Your task is to copy every line of the records below that contains "MaxHeapLogN".

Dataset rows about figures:

-.-.-

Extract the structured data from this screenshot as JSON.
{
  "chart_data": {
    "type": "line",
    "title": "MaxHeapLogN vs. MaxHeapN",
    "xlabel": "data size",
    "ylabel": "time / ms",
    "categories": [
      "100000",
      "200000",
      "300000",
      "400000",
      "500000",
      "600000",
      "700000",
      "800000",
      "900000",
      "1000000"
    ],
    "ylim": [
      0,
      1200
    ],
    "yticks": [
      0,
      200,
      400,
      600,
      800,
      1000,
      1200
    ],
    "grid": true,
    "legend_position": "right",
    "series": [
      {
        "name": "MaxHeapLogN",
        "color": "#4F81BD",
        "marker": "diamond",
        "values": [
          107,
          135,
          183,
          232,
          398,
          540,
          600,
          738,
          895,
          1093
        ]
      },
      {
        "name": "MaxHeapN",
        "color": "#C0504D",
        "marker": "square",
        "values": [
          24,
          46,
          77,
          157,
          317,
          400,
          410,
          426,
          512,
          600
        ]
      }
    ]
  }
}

-.-.-

= Correct result =
    "title": "MaxHeapLogN vs. MaxHeapN",
        "name": "MaxHeapLogN",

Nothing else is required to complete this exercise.